▶ [STATED TASK]:
Find and copy every line in the records that includes the string "gallery".

******************************

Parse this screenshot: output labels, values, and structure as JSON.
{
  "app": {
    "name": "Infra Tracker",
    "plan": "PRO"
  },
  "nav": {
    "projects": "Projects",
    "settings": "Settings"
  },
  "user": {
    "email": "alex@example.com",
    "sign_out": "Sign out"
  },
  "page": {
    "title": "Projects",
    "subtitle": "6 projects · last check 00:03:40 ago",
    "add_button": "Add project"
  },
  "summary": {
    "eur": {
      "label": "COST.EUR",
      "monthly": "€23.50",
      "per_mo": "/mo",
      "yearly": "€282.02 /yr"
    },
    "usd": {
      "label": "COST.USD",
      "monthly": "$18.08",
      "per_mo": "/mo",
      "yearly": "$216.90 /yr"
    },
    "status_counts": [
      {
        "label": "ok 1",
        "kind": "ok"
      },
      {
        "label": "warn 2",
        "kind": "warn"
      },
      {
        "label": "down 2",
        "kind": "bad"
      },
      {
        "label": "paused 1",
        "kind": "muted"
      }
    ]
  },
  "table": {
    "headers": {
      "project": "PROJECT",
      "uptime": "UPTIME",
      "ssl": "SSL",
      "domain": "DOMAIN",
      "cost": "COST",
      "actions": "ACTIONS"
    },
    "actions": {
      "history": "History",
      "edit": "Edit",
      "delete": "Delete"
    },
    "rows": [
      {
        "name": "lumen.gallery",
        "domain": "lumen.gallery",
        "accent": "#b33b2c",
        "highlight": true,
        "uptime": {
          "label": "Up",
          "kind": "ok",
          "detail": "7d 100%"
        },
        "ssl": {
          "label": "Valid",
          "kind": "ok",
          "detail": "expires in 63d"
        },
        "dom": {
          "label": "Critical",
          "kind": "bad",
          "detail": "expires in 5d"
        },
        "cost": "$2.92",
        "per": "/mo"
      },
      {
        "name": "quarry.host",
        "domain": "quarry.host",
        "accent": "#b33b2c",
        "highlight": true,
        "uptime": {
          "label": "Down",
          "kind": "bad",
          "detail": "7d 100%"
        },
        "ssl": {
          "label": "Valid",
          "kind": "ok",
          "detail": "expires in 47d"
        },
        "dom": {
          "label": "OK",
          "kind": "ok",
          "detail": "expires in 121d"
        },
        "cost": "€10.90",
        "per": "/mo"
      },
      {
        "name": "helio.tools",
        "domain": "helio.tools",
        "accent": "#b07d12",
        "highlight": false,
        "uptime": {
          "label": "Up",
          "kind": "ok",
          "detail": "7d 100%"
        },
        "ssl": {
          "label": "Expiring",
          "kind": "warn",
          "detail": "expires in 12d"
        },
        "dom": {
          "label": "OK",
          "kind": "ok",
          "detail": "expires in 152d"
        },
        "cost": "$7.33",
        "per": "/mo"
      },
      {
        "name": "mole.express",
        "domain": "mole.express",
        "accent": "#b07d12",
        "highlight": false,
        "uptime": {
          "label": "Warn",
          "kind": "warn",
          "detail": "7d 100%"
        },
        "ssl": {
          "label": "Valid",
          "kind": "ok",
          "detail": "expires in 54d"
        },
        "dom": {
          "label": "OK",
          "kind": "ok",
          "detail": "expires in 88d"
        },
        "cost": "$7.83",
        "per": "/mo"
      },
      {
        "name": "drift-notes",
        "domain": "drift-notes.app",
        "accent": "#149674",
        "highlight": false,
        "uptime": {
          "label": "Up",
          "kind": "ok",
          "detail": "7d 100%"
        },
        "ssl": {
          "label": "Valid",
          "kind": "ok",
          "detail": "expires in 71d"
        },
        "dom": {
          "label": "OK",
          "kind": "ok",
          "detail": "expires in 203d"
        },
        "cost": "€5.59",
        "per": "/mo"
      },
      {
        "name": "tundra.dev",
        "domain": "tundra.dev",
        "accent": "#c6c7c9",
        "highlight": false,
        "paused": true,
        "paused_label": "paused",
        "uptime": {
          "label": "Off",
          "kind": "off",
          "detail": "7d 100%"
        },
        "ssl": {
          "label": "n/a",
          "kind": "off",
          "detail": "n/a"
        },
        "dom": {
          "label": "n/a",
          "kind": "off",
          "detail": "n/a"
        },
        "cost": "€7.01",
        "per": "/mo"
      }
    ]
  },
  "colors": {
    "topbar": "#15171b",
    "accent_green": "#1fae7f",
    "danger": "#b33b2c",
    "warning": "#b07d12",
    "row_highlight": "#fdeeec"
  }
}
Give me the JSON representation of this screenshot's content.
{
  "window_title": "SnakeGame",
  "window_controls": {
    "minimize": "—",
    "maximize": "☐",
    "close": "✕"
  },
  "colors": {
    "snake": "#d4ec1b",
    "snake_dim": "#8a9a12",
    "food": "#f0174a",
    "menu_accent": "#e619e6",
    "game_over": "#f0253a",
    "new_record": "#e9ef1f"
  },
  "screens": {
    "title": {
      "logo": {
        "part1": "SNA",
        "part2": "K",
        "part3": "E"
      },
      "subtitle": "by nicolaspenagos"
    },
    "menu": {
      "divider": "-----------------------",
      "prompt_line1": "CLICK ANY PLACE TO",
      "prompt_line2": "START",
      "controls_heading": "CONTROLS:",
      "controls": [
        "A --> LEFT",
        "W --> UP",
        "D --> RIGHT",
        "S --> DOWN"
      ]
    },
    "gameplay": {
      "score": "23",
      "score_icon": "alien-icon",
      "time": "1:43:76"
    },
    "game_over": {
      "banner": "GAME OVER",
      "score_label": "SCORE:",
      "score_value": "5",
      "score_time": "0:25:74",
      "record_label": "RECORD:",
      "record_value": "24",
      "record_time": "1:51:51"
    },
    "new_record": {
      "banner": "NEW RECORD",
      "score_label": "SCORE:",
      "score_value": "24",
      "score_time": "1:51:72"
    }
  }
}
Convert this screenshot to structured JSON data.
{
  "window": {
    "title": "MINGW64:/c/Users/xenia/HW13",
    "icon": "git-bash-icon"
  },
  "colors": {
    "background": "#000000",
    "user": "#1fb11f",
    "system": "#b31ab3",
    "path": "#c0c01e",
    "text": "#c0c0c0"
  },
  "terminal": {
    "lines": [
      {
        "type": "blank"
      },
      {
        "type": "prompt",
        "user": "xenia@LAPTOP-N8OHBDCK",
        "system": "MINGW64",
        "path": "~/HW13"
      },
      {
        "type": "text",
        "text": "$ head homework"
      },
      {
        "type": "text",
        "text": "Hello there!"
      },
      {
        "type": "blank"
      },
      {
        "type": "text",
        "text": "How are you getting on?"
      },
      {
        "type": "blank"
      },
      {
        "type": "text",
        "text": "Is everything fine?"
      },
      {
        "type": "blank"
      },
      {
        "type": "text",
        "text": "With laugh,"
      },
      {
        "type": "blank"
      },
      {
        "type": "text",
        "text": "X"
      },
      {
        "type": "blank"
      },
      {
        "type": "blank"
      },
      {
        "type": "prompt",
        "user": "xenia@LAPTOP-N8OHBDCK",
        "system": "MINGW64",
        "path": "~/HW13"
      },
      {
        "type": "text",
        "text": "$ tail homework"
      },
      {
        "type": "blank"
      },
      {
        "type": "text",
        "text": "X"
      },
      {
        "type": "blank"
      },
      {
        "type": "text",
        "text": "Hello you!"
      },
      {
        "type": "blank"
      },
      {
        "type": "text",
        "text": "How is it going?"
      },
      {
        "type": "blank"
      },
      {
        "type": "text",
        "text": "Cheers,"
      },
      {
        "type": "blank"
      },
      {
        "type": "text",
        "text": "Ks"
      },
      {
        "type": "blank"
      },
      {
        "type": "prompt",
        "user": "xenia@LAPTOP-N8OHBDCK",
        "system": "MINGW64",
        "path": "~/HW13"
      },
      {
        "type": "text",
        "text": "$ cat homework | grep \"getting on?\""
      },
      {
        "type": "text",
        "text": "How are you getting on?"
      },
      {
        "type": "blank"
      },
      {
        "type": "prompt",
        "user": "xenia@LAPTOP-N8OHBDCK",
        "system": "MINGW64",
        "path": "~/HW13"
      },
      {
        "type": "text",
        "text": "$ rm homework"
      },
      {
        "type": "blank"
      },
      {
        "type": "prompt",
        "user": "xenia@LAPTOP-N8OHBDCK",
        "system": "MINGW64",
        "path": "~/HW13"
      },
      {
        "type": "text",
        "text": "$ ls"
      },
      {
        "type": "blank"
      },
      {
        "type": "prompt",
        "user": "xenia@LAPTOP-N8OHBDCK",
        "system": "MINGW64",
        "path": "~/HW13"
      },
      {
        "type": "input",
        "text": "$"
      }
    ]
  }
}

******************************

▶ [EXPECTED ANSWER]:
        "name": "lumen.gallery",
        "domain": "lumen.gallery",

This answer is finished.